__What is expected__:
Return all lines in the material below that contain "XRPUSDT".
##### Raw data #####
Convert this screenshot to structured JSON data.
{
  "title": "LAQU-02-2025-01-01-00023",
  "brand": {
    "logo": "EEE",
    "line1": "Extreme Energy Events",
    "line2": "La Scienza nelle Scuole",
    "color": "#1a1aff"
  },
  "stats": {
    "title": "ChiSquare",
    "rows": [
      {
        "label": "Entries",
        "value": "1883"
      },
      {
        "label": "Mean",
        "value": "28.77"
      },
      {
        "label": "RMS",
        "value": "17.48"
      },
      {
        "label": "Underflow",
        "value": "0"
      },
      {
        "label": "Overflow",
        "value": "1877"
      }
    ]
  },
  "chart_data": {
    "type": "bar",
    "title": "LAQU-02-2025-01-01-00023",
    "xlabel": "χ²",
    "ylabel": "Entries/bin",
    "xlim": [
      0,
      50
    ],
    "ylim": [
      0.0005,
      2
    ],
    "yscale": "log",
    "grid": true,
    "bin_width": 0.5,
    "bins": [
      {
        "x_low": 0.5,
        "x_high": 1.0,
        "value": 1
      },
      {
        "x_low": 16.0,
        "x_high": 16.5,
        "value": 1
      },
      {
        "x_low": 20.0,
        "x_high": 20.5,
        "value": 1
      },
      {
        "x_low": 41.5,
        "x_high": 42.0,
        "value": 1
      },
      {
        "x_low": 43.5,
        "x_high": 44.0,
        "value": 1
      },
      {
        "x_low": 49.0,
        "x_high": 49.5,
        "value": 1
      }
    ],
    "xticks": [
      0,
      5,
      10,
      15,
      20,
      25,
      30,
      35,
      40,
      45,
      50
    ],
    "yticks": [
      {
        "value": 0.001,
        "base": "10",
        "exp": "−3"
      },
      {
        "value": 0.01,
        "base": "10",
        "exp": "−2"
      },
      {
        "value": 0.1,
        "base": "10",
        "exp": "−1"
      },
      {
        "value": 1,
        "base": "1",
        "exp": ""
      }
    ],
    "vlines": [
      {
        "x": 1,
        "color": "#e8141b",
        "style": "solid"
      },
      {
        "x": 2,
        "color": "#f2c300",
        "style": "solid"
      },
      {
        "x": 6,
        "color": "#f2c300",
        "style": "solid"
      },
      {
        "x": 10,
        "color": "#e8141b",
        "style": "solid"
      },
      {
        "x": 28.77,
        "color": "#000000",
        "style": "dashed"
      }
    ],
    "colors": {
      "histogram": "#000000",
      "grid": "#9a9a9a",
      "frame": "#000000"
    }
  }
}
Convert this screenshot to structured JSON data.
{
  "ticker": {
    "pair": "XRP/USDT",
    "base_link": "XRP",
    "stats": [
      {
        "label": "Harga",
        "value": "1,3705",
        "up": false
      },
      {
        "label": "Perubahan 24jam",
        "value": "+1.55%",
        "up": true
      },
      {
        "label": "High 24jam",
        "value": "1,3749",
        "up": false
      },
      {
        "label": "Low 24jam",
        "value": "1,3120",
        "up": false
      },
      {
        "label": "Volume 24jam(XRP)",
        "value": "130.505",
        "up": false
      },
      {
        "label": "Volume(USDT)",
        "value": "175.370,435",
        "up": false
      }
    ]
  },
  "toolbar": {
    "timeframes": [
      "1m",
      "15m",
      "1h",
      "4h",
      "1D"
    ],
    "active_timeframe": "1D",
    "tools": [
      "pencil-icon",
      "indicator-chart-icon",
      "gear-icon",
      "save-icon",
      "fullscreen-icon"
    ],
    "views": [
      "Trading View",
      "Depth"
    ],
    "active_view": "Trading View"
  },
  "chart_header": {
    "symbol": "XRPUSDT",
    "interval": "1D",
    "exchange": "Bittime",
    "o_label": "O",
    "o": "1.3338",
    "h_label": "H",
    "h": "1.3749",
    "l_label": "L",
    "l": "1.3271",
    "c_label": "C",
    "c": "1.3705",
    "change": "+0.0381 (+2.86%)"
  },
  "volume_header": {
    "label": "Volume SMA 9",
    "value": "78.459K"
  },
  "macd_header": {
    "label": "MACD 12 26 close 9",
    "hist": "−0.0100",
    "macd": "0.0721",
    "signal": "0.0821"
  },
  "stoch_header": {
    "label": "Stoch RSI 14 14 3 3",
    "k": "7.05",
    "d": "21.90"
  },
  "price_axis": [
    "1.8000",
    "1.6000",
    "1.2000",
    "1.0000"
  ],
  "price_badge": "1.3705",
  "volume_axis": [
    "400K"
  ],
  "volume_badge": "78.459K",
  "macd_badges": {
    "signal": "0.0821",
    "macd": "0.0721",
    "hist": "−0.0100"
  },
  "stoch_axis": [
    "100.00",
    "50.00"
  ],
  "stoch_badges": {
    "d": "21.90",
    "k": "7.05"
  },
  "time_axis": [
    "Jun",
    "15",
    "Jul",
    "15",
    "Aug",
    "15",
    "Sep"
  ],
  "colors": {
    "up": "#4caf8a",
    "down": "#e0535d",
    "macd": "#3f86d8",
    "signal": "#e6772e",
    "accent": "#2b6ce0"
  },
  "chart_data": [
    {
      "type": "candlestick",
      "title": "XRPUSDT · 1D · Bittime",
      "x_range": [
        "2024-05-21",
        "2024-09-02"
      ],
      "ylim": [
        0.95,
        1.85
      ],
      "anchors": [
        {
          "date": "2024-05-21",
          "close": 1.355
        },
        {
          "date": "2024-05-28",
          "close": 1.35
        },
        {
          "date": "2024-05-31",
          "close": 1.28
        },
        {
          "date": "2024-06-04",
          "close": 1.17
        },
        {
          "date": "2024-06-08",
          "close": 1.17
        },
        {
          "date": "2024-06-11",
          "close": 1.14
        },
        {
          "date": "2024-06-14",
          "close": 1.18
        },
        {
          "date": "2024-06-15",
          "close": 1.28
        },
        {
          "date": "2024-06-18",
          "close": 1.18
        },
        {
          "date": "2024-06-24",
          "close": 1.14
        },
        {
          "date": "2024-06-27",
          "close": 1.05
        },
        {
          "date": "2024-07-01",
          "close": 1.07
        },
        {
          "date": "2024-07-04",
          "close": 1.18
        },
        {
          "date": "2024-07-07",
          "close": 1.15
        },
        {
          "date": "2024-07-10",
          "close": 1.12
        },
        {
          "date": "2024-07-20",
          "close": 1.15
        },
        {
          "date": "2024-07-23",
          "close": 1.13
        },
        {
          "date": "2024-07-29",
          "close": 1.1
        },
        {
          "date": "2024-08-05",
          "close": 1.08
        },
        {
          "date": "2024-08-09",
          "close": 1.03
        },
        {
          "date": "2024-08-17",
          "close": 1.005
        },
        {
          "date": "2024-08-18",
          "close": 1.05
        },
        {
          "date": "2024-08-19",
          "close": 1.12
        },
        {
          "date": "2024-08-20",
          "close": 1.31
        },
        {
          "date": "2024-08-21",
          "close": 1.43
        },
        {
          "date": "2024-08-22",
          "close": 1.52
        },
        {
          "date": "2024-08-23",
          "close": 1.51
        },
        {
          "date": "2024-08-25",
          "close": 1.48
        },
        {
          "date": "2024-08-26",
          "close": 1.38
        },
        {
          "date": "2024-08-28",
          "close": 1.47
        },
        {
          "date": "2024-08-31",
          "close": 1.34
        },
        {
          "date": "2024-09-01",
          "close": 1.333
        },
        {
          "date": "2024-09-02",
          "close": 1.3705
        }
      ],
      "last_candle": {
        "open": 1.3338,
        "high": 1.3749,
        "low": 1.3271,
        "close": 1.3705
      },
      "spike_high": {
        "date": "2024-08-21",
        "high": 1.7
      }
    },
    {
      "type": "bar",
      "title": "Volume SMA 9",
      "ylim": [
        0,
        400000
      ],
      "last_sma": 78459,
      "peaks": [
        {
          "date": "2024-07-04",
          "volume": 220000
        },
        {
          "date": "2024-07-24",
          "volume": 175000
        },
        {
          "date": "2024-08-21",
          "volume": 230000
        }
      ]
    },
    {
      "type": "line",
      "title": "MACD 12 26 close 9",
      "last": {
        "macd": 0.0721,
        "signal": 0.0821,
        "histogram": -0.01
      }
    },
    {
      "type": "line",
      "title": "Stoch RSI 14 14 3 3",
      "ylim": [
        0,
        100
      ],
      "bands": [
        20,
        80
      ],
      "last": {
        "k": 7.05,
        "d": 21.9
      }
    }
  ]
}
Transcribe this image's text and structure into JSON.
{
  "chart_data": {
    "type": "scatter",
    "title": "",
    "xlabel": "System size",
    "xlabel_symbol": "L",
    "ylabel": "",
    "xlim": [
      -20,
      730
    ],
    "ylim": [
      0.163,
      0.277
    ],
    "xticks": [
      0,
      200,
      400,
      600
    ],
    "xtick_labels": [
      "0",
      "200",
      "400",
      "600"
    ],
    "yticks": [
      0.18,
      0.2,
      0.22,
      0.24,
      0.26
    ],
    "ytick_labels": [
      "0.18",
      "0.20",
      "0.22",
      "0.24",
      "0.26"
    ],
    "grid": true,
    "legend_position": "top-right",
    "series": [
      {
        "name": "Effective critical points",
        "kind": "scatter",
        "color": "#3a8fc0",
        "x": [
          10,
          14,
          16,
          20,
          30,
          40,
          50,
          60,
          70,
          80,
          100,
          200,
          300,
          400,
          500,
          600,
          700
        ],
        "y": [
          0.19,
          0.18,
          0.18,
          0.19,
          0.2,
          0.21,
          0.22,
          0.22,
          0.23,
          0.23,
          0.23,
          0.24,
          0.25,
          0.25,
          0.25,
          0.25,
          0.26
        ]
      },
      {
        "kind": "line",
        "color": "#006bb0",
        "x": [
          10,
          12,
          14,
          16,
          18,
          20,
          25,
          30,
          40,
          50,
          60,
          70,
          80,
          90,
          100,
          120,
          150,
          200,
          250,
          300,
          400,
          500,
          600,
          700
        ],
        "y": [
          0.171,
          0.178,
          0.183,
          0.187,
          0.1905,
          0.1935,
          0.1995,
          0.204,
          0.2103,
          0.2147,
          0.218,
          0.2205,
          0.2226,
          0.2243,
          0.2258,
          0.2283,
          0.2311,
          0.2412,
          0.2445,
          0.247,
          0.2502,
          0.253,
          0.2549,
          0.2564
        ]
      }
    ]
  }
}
#####
__Final result__:
    "symbol": "XRPUSDT",
      "title": "XRPUSDT · 1D · Bittime",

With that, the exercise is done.